● Task requirements: Every record below should be transcribed exactly. Omit the images.

● Information given:
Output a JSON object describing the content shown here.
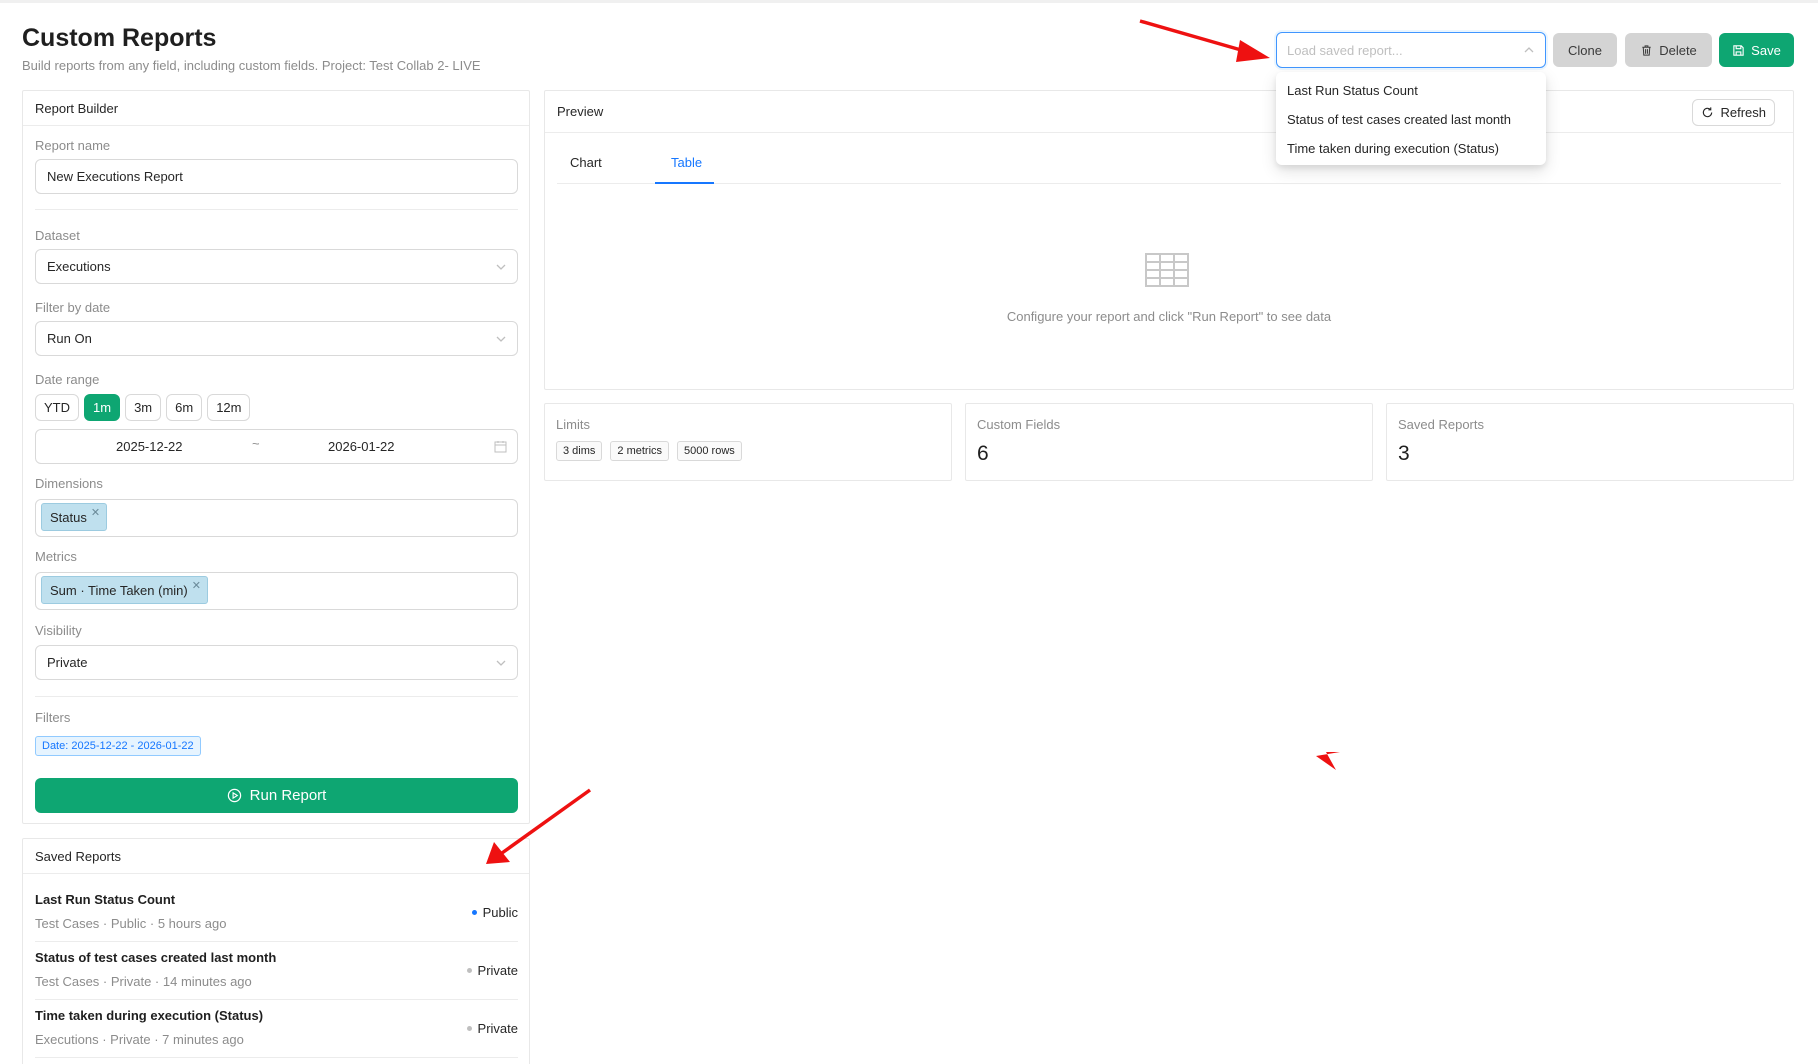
{
  "header": {
    "title": "Custom Reports",
    "subtitle": "Build reports from any field, including custom fields. Project: Test Collab 2- LIVE",
    "load_placeholder": "Load saved report...",
    "clone_label": "Clone",
    "delete_label": "Delete",
    "save_label": "Save"
  },
  "dropdown": {
    "options": [
      "Last Run Status Count",
      "Status of test cases created last month",
      "Time taken during execution (Status)"
    ]
  },
  "builder": {
    "title": "Report Builder",
    "report_name_label": "Report name",
    "report_name_value": "New Executions Report",
    "dataset_label": "Dataset",
    "dataset_value": "Executions",
    "filter_date_label": "Filter by date",
    "filter_date_value": "Run On",
    "date_range_label": "Date range",
    "range_buttons": [
      "YTD",
      "1m",
      "3m",
      "6m",
      "12m"
    ],
    "range_active": "1m",
    "date_start": "2025-12-22",
    "date_sep": "~",
    "date_end": "2026-01-22",
    "dimensions_label": "Dimensions",
    "dimension_tag": "Status",
    "metrics_label": "Metrics",
    "metric_tag": "Sum · Time Taken (min)",
    "visibility_label": "Visibility",
    "visibility_value": "Private",
    "filters_label": "Filters",
    "filter_chip": "Date: 2025-12-22 - 2026-01-22",
    "run_label": "Run Report"
  },
  "saved_reports": {
    "title": "Saved Reports",
    "items": [
      {
        "name": "Last Run Status Count",
        "meta": "Test Cases · Public · 5 hours ago",
        "visibility": "Public"
      },
      {
        "name": "Status of test cases created last month",
        "meta": "Test Cases · Private · 14 minutes ago",
        "visibility": "Private"
      },
      {
        "name": "Time taken during execution (Status)",
        "meta": "Executions · Private · 7 minutes ago",
        "visibility": "Private"
      }
    ]
  },
  "preview": {
    "title": "Preview",
    "refresh_label": "Refresh",
    "tabs": [
      "Chart",
      "Table"
    ],
    "active_tab": "Table",
    "empty_text": "Configure your report and click \"Run Report\" to see data"
  },
  "stats": {
    "limits_label": "Limits",
    "limits": [
      "3 dims",
      "2 metrics",
      "5000 rows"
    ],
    "custom_fields_label": "Custom Fields",
    "custom_fields_value": "6",
    "saved_reports_label": "Saved Reports",
    "saved_reports_value": "3"
  },
  "colors": {
    "primary_green": "#0ea672",
    "accent_blue": "#1677ff",
    "annotation_red": "#ee1111"
  }
}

● Answer to the problem:
Output a JSON object describing the content shown here.
{
  "header": {
    "title": "Custom Reports",
    "subtitle": "Build reports from any field, including custom fields. Project: Test Collab 2- LIVE",
    "load_placeholder": "Load saved report...",
    "clone_label": "Clone",
    "delete_label": "Delete",
    "save_label": "Save"
  },
  "dropdown": {
    "options": [
      "Last Run Status Count",
      "Status of test cases created last month",
      "Time taken during execution (Status)"
    ]
  },
  "builder": {
    "title": "Report Builder",
    "report_name_label": "Report name",
    "report_name_value": "New Executions Report",
    "dataset_label": "Dataset",
    "dataset_value": "Executions",
    "filter_date_label": "Filter by date",
    "filter_date_value": "Run On",
    "date_range_label": "Date range",
    "range_buttons": [
      "YTD",
      "1m",
      "3m",
      "6m",
      "12m"
    ],
    "range_active": "1m",
    "date_start": "2025-12-22",
    "date_sep": "~",
    "date_end": "2026-01-22",
    "dimensions_label": "Dimensions",
    "dimension_tag": "Status",
    "metrics_label": "Metrics",
    "metric_tag": "Sum · Time Taken (min)",
    "visibility_label": "Visibility",
    "visibility_value": "Private",
    "filters_label": "Filters",
    "filter_chip": "Date: 2025-12-22 - 2026-01-22",
    "run_label": "Run Report"
  },
  "saved_reports": {
    "title": "Saved Reports",
    "items": [
      {
        "name": "Last Run Status Count",
        "meta": "Test Cases · Public · 5 hours ago",
        "visibility": "Public"
      },
      {
        "name": "Status of test cases created last month",
        "meta": "Test Cases · Private · 14 minutes ago",
        "visibility": "Private"
      },
      {
        "name": "Time taken during execution (Status)",
        "meta": "Executions · Private · 7 minutes ago",
        "visibility": "Private"
      }
    ]
  },
  "preview": {
    "title": "Preview",
    "refresh_label": "Refresh",
    "tabs": [
      "Chart",
      "Table"
    ],
    "active_tab": "Table",
    "empty_text": "Configure your report and click \"Run Report\" to see data"
  },
  "stats": {
    "limits_label": "Limits",
    "limits": [
      "3 dims",
      "2 metrics",
      "5000 rows"
    ],
    "custom_fields_label": "Custom Fields",
    "custom_fields_value": "6",
    "saved_reports_label": "Saved Reports",
    "saved_reports_value": "3"
  },
  "colors": {
    "primary_green": "#0ea672",
    "accent_blue": "#1677ff",
    "annotation_red": "#ee1111"
  }
}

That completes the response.